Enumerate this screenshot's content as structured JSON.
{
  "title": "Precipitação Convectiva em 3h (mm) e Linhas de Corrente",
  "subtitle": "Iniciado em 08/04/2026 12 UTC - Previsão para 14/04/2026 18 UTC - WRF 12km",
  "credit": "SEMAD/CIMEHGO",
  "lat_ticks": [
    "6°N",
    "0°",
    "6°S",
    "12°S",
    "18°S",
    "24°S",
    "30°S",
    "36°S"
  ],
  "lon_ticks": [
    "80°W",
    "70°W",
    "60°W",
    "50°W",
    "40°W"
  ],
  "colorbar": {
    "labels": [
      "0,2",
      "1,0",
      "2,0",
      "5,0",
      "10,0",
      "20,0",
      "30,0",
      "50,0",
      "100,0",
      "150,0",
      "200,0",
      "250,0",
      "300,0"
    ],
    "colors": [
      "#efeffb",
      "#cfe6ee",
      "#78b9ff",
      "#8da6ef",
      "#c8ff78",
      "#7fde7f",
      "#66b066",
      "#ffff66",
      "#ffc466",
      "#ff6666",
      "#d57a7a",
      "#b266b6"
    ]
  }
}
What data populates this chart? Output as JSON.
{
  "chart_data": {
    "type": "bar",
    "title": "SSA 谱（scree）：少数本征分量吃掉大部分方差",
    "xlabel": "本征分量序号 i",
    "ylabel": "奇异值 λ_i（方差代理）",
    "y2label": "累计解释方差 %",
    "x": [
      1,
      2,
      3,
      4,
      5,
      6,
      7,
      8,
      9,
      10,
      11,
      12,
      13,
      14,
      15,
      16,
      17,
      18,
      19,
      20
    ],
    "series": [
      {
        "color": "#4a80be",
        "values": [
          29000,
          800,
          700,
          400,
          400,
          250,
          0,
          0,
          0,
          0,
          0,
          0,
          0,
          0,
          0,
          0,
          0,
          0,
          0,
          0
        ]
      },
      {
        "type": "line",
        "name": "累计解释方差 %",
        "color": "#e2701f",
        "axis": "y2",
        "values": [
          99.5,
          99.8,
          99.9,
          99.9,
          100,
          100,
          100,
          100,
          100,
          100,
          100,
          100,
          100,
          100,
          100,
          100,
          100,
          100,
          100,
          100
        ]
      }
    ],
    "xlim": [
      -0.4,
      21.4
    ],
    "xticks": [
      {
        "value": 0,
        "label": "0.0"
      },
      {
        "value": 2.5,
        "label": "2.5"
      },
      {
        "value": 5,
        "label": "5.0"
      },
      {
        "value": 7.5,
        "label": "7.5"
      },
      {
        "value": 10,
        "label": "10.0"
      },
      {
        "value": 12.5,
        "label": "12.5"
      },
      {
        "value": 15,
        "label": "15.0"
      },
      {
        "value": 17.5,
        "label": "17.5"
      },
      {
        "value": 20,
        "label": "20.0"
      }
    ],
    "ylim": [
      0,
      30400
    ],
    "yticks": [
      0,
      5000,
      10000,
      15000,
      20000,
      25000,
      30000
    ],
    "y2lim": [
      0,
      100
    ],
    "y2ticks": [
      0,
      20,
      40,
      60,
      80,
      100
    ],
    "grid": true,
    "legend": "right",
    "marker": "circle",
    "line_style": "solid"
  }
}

● WHAT IS EXPECTED
From the data above, pick out each line containing "this" and copy it.

● TASK OUTPUT
Enumerate this screenshot's content as structured JSON.
What data populates this chart? Output as JSON.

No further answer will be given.